**What you need to do:** Using the records provided below, locate and copy each line that contains the word "ylabel".

(Extracted data entries)
----

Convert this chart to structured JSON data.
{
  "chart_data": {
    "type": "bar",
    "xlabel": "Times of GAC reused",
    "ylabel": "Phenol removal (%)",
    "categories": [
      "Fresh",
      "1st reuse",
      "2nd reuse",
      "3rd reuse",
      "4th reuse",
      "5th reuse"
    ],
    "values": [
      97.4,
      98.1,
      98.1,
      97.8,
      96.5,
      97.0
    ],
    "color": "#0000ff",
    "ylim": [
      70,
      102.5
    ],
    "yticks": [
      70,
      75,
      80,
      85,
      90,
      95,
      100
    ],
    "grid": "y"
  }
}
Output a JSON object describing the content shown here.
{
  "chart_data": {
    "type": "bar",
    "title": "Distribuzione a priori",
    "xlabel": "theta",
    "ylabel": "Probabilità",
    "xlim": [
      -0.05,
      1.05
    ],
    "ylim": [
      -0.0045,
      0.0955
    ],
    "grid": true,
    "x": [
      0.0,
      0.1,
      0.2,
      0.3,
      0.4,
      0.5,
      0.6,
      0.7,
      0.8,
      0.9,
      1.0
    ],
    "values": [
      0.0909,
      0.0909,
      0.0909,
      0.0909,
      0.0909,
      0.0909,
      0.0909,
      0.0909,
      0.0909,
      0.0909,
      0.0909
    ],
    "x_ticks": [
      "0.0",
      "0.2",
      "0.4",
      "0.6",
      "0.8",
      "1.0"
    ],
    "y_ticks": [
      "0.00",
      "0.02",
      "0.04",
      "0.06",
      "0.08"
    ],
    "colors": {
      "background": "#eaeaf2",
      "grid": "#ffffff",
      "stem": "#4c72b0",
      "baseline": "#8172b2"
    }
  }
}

----

**Task result:**
    "ylabel": "Phenol removal (%)",
    "ylabel": "Probabilità",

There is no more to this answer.